• What you should do: Quote, exactly, the line holding "Read out every word on this page." and all lines after it to the end of the records below. Exclude pictures.

• Exercise inputs:
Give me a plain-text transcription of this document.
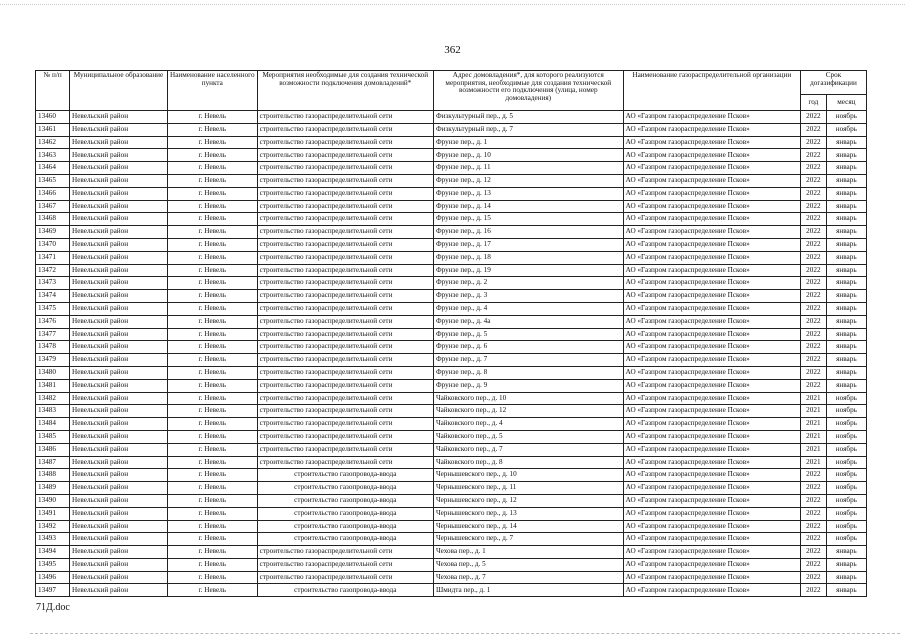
362
№ п/п	Муниципальное образование	Наименование населенного пункта	Мероприятия необходимые для создания технической возможности подключения домовладений*	Адрес домовладения*, для которого реализуются мероприятия, необходимые для создания технической возможности его подключения (улица, номер домовладения)	Наименование газораспределительной организации	Срок догазификации	
						год	месяц
13460	Невельский район	г. Невель	строительство газораспределительной сети	Физкультурный пер., д. 5	АО «Газпром газораспределение Псков»	2022	ноябрь
13461	Невельский район	г. Невель	строительство газораспределительной сети	Физкультурный пер., д. 7	АО «Газпром газораспределение Псков»	2022	ноябрь
13462	Невельский район	г. Невель	строительство газораспределительной сети	Фрунзе пер., д. 1	АО «Газпром газораспределение Псков»	2022	январь
13463	Невельский район	г. Невель	строительство газораспределительной сети	Фрунзе пер., д. 10	АО «Газпром газораспределение Псков»	2022	январь
13464	Невельский район	г. Невель	строительство газораспределительной сети	Фрунзе пер., д. 11	АО «Газпром газораспределение Псков»	2022	январь
13465	Невельский район	г. Невель	строительство газораспределительной сети	Фрунзе пер., д. 12	АО «Газпром газораспределение Псков»	2022	январь
13466	Невельский район	г. Невель	строительство газораспределительной сети	Фрунзе пер., д. 13	АО «Газпром газораспределение Псков»	2022	январь
13467	Невельский район	г. Невель	строительство газораспределительной сети	Фрунзе пер., д. 14	АО «Газпром газораспределение Псков»	2022	январь
13468	Невельский район	г. Невель	строительство газораспределительной сети	Фрунзе пер., д. 15	АО «Газпром газораспределение Псков»	2022	январь
13469	Невельский район	г. Невель	строительство газораспределительной сети	Фрунзе пер., д. 16	АО «Газпром газораспределение Псков»	2022	январь
13470	Невельский район	г. Невель	строительство газораспределительной сети	Фрунзе пер., д. 17	АО «Газпром газораспределение Псков»	2022	январь
13471	Невельский район	г. Невель	строительство газораспределительной сети	Фрунзе пер., д. 18	АО «Газпром газораспределение Псков»	2022	январь
13472	Невельский район	г. Невель	строительство газораспределительной сети	Фрунзе пер., д. 19	АО «Газпром газораспределение Псков»	2022	январь
13473	Невельский район	г. Невель	строительство газораспределительной сети	Фрунзе пер., д. 2	АО «Газпром газораспределение Псков»	2022	январь
13474	Невельский район	г. Невель	строительство газораспределительной сети	Фрунзе пер., д. 3	АО «Газпром газораспределение Псков»	2022	январь
13475	Невельский район	г. Невель	строительство газораспределительной сети	Фрунзе пер., д. 4	АО «Газпром газораспределение Псков»	2022	январь
13476	Невельский район	г. Невель	строительство газораспределительной сети	Фрунзе пер., д. 4а	АО «Газпром газораспределение Псков»	2022	январь
13477	Невельский район	г. Невель	строительство газораспределительной сети	Фрунзе пер., д. 5	АО «Газпром газораспределение Псков»	2022	январь
13478	Невельский район	г. Невель	строительство газораспределительной сети	Фрунзе пер., д. 6	АО «Газпром газораспределение Псков»	2022	январь
13479	Невельский район	г. Невель	строительство газораспределительной сети	Фрунзе пер., д. 7	АО «Газпром газораспределение Псков»	2022	январь
13480	Невельский район	г. Невель	строительство газораспределительной сети	Фрунзе пер., д. 8	АО «Газпром газораспределение Псков»	2022	январь
13481	Невельский район	г. Невель	строительство газораспределительной сети	Фрунзе пер., д. 9	АО «Газпром газораспределение Псков»	2022	январь
13482	Невельский район	г. Невель	строительство газораспределительной сети	Чайковского пер., д. 10	АО «Газпром газораспределение Псков»	2021	ноябрь
13483	Невельский район	г. Невель	строительство газораспределительной сети	Чайковского пер., д. 12	АО «Газпром газораспределение Псков»	2021	ноябрь
13484	Невельский район	г. Невель	строительство газораспределительной сети	Чайковского пер., д. 4	АО «Газпром газораспределение Псков»	2021	ноябрь
13485	Невельский район	г. Невель	строительство газораспределительной сети	Чайковского пер., д. 5	АО «Газпром газораспределение Псков»	2021	ноябрь
13486	Невельский район	г. Невель	строительство газораспределительной сети	Чайковского пер., д. 7	АО «Газпром газораспределение Псков»	2021	ноябрь
13487	Невельский район	г. Невель	строительство газораспределительной сети	Чайковского пер., д. 8	АО «Газпром газораспределение Псков»	2021	ноябрь
13488	Невельский район	г. Невель	строительство газопровода-ввода	Чернышевского пер., д. 10	АО «Газпром газораспределение Псков»	2022	ноябрь
13489	Невельский район	г. Невель	строительство газопровода-ввода	Чернышевского пер., д. 11	АО «Газпром газораспределение Псков»	2022	ноябрь
13490	Невельский район	г. Невель	строительство газопровода-ввода	Чернышевского пер., д. 12	АО «Газпром газораспределение Псков»	2022	ноябрь
13491	Невельский район	г. Невель	строительство газопровода-ввода	Чернышевского пер., д. 13	АО «Газпром газораспределение Псков»	2022	ноябрь
13492	Невельский район	г. Невель	строительство газопровода-ввода	Чернышевского пер., д. 14	АО «Газпром газораспределение Псков»	2022	ноябрь
13493	Невельский район	г. Невель	строительство газопровода-ввода	Чернышевского пер., д. 7	АО «Газпром газораспределение Псков»	2022	ноябрь
13494	Невельский район	г. Невель	строительство газораспределительной сети	Чехова пер., д. 1	АО «Газпром газораспределение Псков»	2022	январь
13495	Невельский район	г. Невель	строительство газораспределительной сети	Чехова пер., д. 5	АО «Газпром газораспределение Псков»	2022	январь
13496	Невельский район	г. Невель	строительство газораспределительной сети	Чехова пер., д. 7	АО «Газпром газораспределение Псков»	2022	январь
13497	Невельский район	г. Невель	строительство газопровода-ввода	Шмидта пер., д. 1	АО «Газпром газораспределение Псков»	2022	январь
71Д.doc
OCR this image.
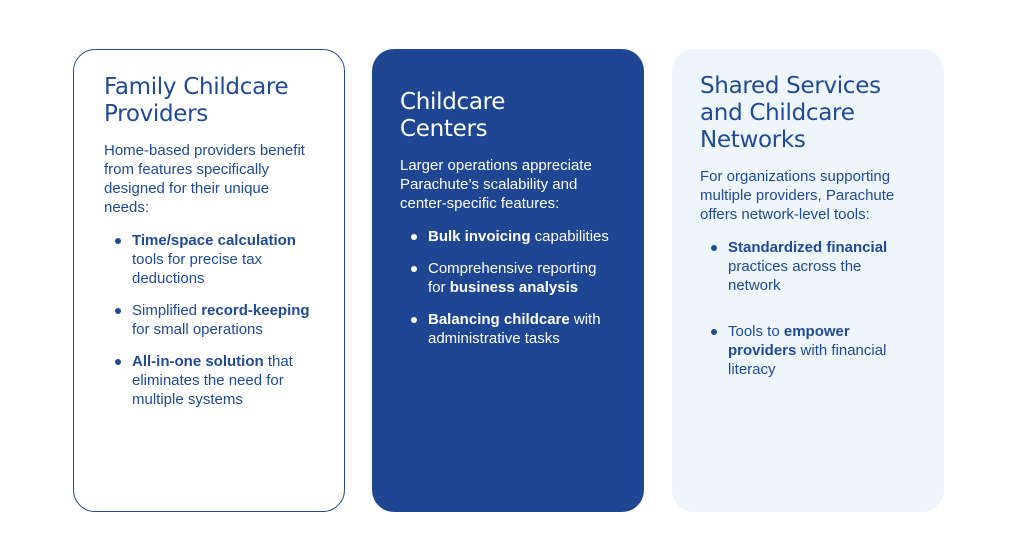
Family Childcare Providers

Home-based providers benefit from features specifically designed for their unique needs:

Time/space calculation tools for precise tax deductions
Simplified record-keeping for small operations
All-in-one solution that eliminates the need for multiple systems
Childcare Centers

Larger operations appreciate Parachute’s scalability and center-specific features:

Bulk invoicing capabilities
Comprehensive reporting for business analysis
Balancing childcare with administrative tasks
Shared Services and Childcare Networks

For organizations supporting multiple providers, Parachute offers network-level tools:

Standardized financial practices across the network
Tools to empower providers with financial literacy
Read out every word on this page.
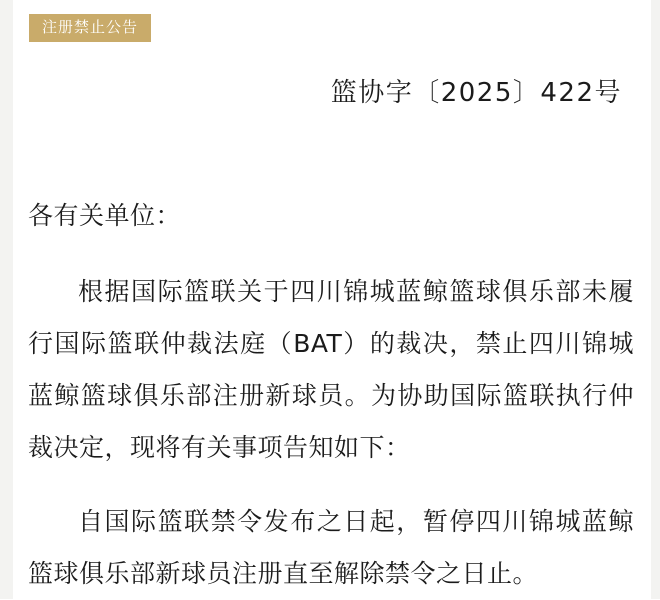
注册禁止公告
篮协字〔2025〕422号

各有关单位：

根据国际篮联关于四川锦城蓝鲸篮球俱乐部未履行国际篮联仲裁法庭（BAT）的裁决，禁止四川锦城蓝鲸篮球俱乐部注册新球员。为协助国际篮联执行仲裁决定，现将有关事项告知如下：

自国际篮联禁令发布之日起，暂停四川锦城蓝鲸篮球俱乐部新球员注册直至解除禁令之日止。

• Task output:
Read out every word on this page.
注册禁止公告
篮协字〔2025〕422号

各有关单位：

根据国际篮联关于四川锦城蓝鲸篮球俱乐部未履行国际篮联仲裁法庭（BAT）的裁决，禁止四川锦城蓝鲸篮球俱乐部注册新球员。为协助国际篮联执行仲裁决定，现将有关事项告知如下：

自国际篮联禁令发布之日起，暂停四川锦城蓝鲸篮球俱乐部新球员注册直至解除禁令之日止。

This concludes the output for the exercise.